*Goal:*
Omit the images, then output each of the records below exactly.

*Material shown:*
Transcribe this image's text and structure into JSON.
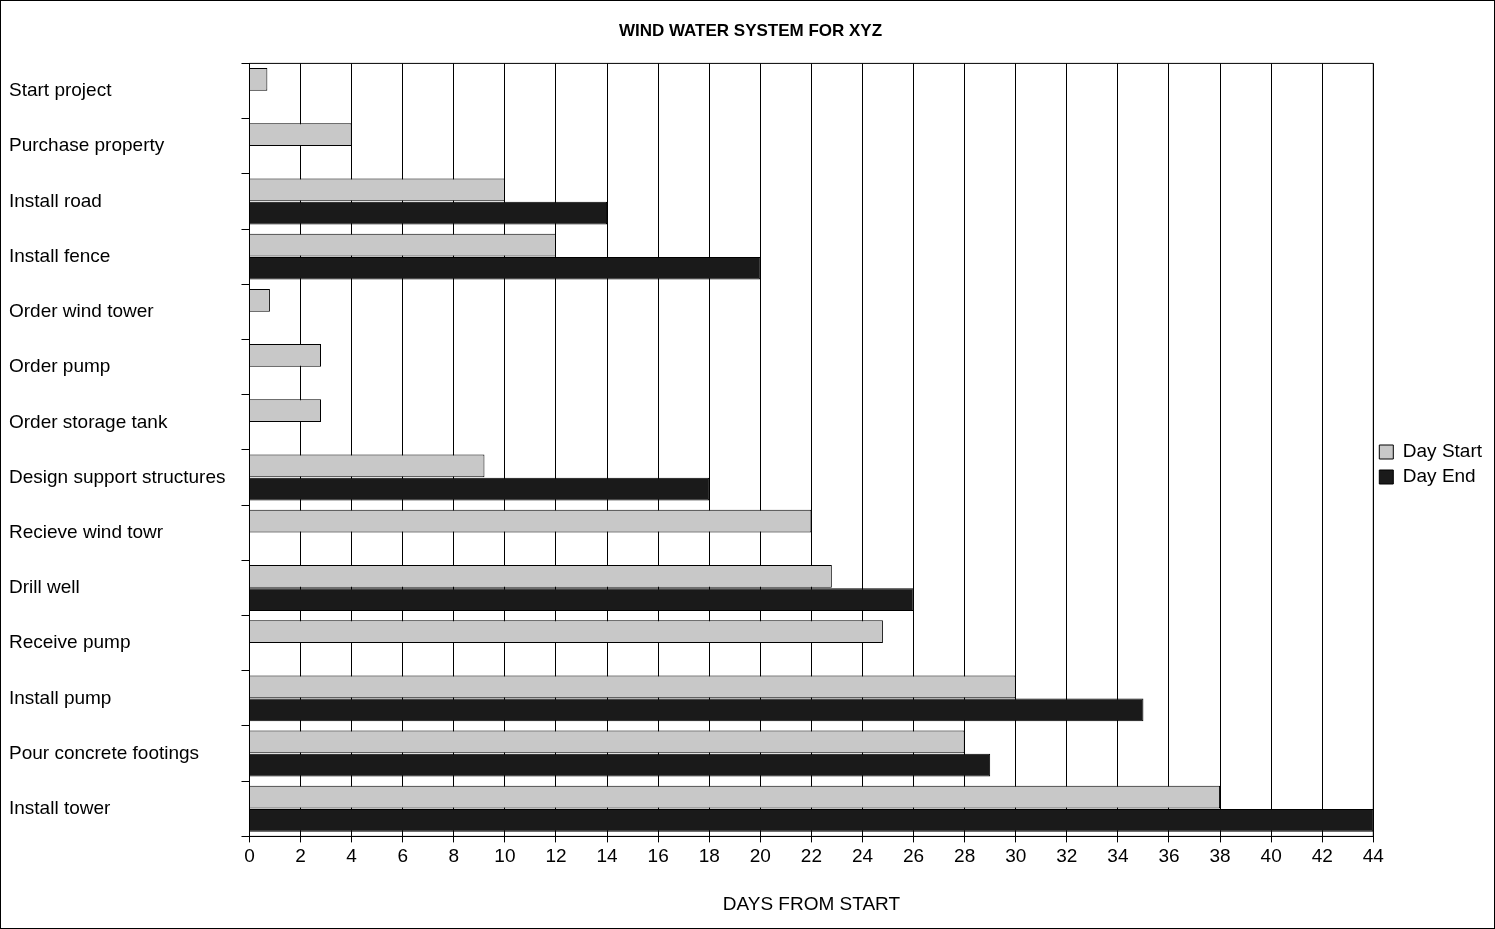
{
  "chart_data": {
    "type": "bar",
    "orientation": "horizontal",
    "title": "WIND WATER SYSTEM FOR XYZ",
    "xlabel": "DAYS FROM START",
    "categories": [
      "Start project",
      "Purchase property",
      "Install road",
      "Install fence",
      "Order wind tower",
      "Order pump",
      "Order storage tank",
      "Design support structures",
      "Recieve wind towr",
      "Drill well",
      "Receive pump",
      "Install pump",
      "Pour concrete footings",
      "Install tower"
    ],
    "series": [
      {
        "name": "Day Start",
        "color": "#c8c8c8",
        "values": [
          0.7,
          4,
          10,
          12,
          0.8,
          2.8,
          2.8,
          9.2,
          22,
          22.8,
          24.8,
          30,
          28,
          38
        ]
      },
      {
        "name": "Day End",
        "color": "#1a1a1a",
        "values": [
          null,
          null,
          14,
          20,
          null,
          null,
          null,
          18,
          null,
          26,
          null,
          35,
          29,
          44
        ]
      }
    ],
    "xlim": [
      0,
      44
    ],
    "xticks": [
      0,
      2,
      4,
      6,
      8,
      10,
      12,
      14,
      16,
      18,
      20,
      22,
      24,
      26,
      28,
      30,
      32,
      34,
      36,
      38,
      40,
      42,
      44
    ],
    "grid": "x",
    "legend": "right"
  }
}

*Result of this task:*
Transcribe this image's text and structure into JSON.
{
  "chart_data": {
    "type": "bar",
    "orientation": "horizontal",
    "title": "WIND WATER SYSTEM FOR XYZ",
    "xlabel": "DAYS FROM START",
    "categories": [
      "Start project",
      "Purchase property",
      "Install road",
      "Install fence",
      "Order wind tower",
      "Order pump",
      "Order storage tank",
      "Design support structures",
      "Recieve wind towr",
      "Drill well",
      "Receive pump",
      "Install pump",
      "Pour concrete footings",
      "Install tower"
    ],
    "series": [
      {
        "name": "Day Start",
        "color": "#c8c8c8",
        "values": [
          0.7,
          4,
          10,
          12,
          0.8,
          2.8,
          2.8,
          9.2,
          22,
          22.8,
          24.8,
          30,
          28,
          38
        ]
      },
      {
        "name": "Day End",
        "color": "#1a1a1a",
        "values": [
          null,
          null,
          14,
          20,
          null,
          null,
          null,
          18,
          null,
          26,
          null,
          35,
          29,
          44
        ]
      }
    ],
    "xlim": [
      0,
      44
    ],
    "xticks": [
      0,
      2,
      4,
      6,
      8,
      10,
      12,
      14,
      16,
      18,
      20,
      22,
      24,
      26,
      28,
      30,
      32,
      34,
      36,
      38,
      40,
      42,
      44
    ],
    "grid": "x",
    "legend": "right"
  }
}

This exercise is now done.